▶ **What the task asks**: Can you find the lines of the listing that include "baseline" and copy every one?

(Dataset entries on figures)

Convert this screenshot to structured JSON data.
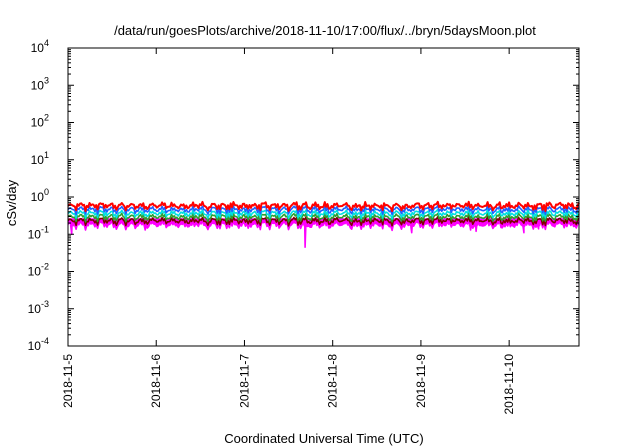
{
  "chart_data": {
    "type": "area",
    "title": "/data/run/goesPlots/archive/2018-11-10/17:00/flux/../bryn/5daysMoon.plot",
    "xlabel": "Coordinated Universal Time (UTC)",
    "ylabel": "cSv/day",
    "yscale": "log",
    "ylim": [
      0.0001,
      10000
    ],
    "yticks": [
      {
        "base": "10",
        "exp": "-4",
        "value": 0.0001
      },
      {
        "base": "10",
        "exp": "-3",
        "value": 0.001
      },
      {
        "base": "10",
        "exp": "-2",
        "value": 0.01
      },
      {
        "base": "10",
        "exp": "-1",
        "value": 0.1
      },
      {
        "base": "10",
        "exp": "0",
        "value": 1
      },
      {
        "base": "10",
        "exp": "1",
        "value": 10
      },
      {
        "base": "10",
        "exp": "2",
        "value": 100
      },
      {
        "base": "10",
        "exp": "3",
        "value": 1000
      },
      {
        "base": "10",
        "exp": "4",
        "value": 10000
      }
    ],
    "xlim": [
      "2018-11-05 00:00",
      "2018-11-10 19:00"
    ],
    "xticks": [
      {
        "label": "2018-11-5",
        "value": "2018-11-05"
      },
      {
        "label": "2018-11-6",
        "value": "2018-11-06"
      },
      {
        "label": "2018-11-7",
        "value": "2018-11-07"
      },
      {
        "label": "2018-11-8",
        "value": "2018-11-08"
      },
      {
        "label": "2018-11-9",
        "value": "2018-11-09"
      },
      {
        "label": "2018-11-10",
        "value": "2018-11-10"
      }
    ],
    "grid": false,
    "legend": "none",
    "series": [
      {
        "color": "#ff00ff",
        "fill": true,
        "baseline": 0.18,
        "dips": [
          {
            "x": "2018-11-05 01:00",
            "y": 0.1
          },
          {
            "x": "2018-11-05 21:00",
            "y": 0.13
          },
          {
            "x": "2018-11-07 16:30",
            "y": 0.045
          },
          {
            "x": "2018-11-08 21:30",
            "y": 0.11
          },
          {
            "x": "2018-11-09 13:30",
            "y": 0.13
          },
          {
            "x": "2018-11-09 15:00",
            "y": 0.12
          },
          {
            "x": "2018-11-10 04:00",
            "y": 0.11
          },
          {
            "x": "2018-11-10 08:00",
            "y": 0.14
          }
        ]
      },
      {
        "color": "#7f0000",
        "baseline": 0.23
      },
      {
        "color": "#2f9e2f",
        "baseline": 0.29
      },
      {
        "color": "#00e0e0",
        "baseline": 0.36
      },
      {
        "color": "#1f5fff",
        "baseline": 0.46
      },
      {
        "color": "#ff0000",
        "baseline": 0.58
      }
    ]
  }
}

▶ **Solution to the exercise**:
        "baseline": 0.18,
        "baseline": 0.23
        "baseline": 0.29
        "baseline": 0.36
        "baseline": 0.46
        "baseline": 0.58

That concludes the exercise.